Exercise goal:
In the travel blog post below, retype the passage between "We last met" and "the elephants ourselves.", inclusive.

Walk with the animals, talk with the animals

April 7, 2009 - Victoria Falls, Zimbabwe

Hello again,

First of all, an apology for the lack of photos recently. Haven't been able to find internet that can upload photos at a sensible speed, so my random wafflings shall have to suffice for now.

We last met in the town of Gweru, where I hurriedly updated you on my progress before hopping back into the truck and heading to Antelope Park, where we would be staying for 4 nights. The Park is set in some 3,000 acres of game reserve, and is one of the more luxurious campsites we would stay at, with a massive range of activities. Our first evening there was spent having a tour of the park and chilling round the campfire in preparation for the next days fun and frolicks. At 7.15 the next morning I was to be found in front of Checha, Chebe, Amai and Tombi - 4 African Elephants who were undergoing their morning training. These incredible animals, aged between 19-22, could sit, turn, lie down, kick and throw a football on command, and after a short display, we had the chance to play with the elephants ourselves.

That same afternoon I was off to play with some lion cubs. The 2 eight-week old cats were very energetic, although needed to be reminded at times that their claws and teeth are not allowed to be used on humans. For the most part they were very good and loved having the attention we gave them. The next day we went for an elephant ride round part of the park, which was unique and uncomfortable in equal measures! Elephants are rather wide and their rough skin does not give much help to ours; though despite this, it was an amazing experience to be walking round so high up.

Dataset entries:
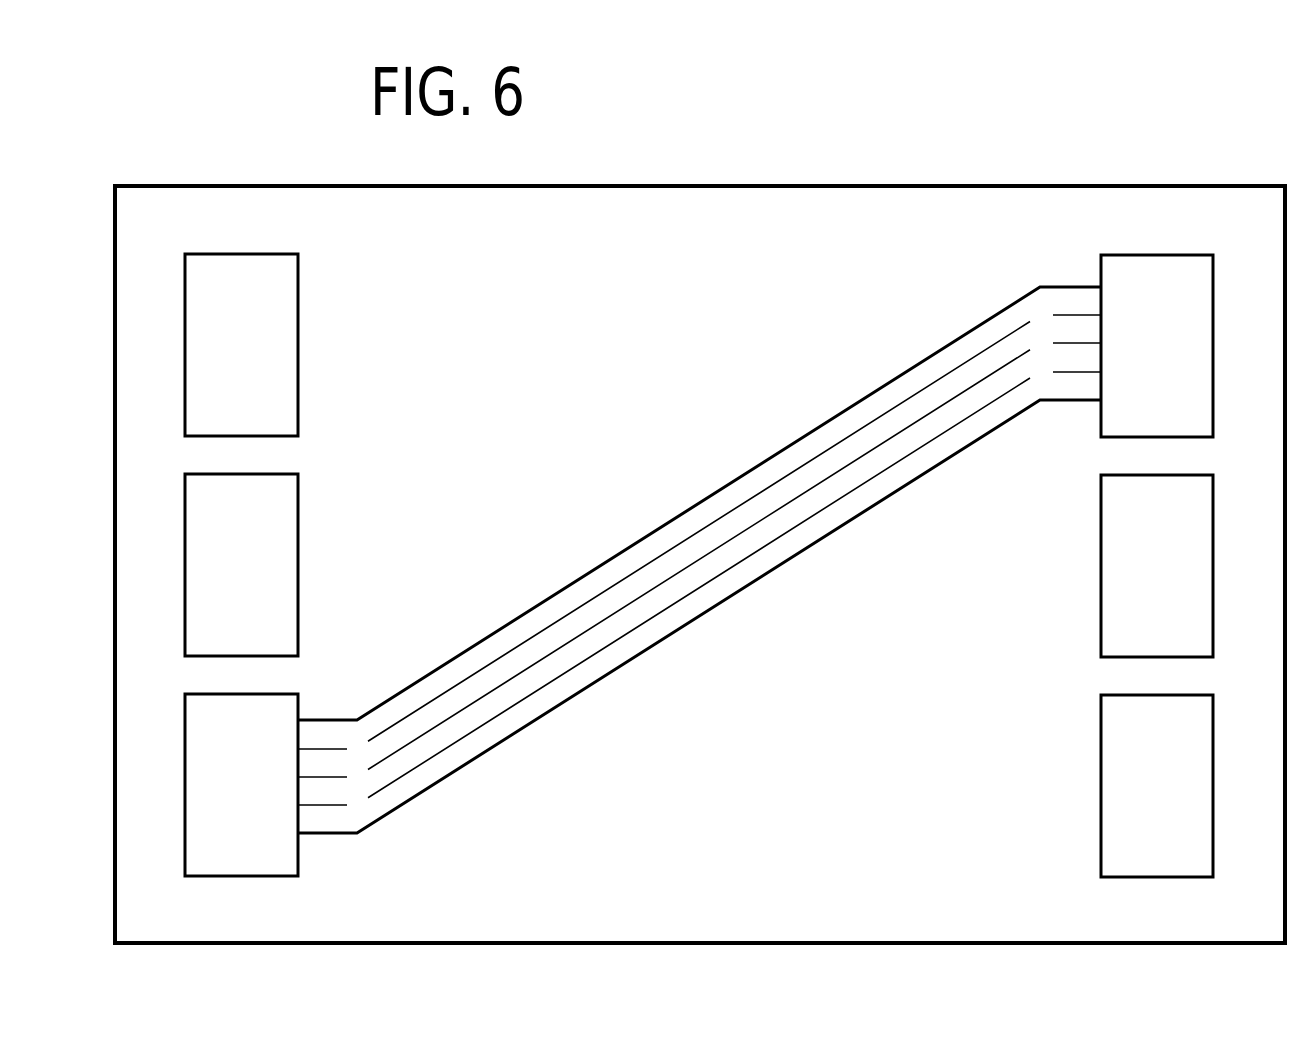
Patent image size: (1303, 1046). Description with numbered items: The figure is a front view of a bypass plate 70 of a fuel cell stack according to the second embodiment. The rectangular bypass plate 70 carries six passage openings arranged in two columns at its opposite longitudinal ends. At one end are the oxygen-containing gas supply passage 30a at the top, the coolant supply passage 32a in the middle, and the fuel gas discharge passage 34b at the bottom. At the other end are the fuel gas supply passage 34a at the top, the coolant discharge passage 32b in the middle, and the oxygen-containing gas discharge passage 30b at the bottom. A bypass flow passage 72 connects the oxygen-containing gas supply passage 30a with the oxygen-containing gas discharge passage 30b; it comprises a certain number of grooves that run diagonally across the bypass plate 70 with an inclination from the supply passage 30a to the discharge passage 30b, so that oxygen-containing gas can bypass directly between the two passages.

The bypass plate 70 is at (1117, 160).
The bypass flow passage 72 is at (700, 501).
The oxygen-containing gas supply passage 30a is at (1157, 346).
The oxygen-containing gas discharge passage 30b is at (241, 785).
The coolant supply passage 32a is at (1157, 566).
The coolant discharge passage 32b is at (241, 565).
The fuel gas supply passage 34a is at (241, 345).
The fuel gas discharge passage 34b is at (1157, 786).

Finished task:
We last met in the town of Gweru, where I hurriedly updated you on my progress before hopping back into the truck and heading to Antelope Park, where we would be staying for 4 nights. The Park is set in some 3,000 acres of game reserve, and is one of the more luxurious campsites we would stay at, with a massive range of activities. Our first evening there was spent having a tour of the park and chilling round the campfire in preparation for the next days fun and frolicks. At 7.15 the next morning I was to be found in front of Checha, Chebe, Amai and Tombi - 4 African Elephants who were undergoing their morning training. These incredible animals, aged between 19-22, could sit, turn, lie down, kick and throw a football on command, and after a short display, we had the chance to play with the elephants ourselves.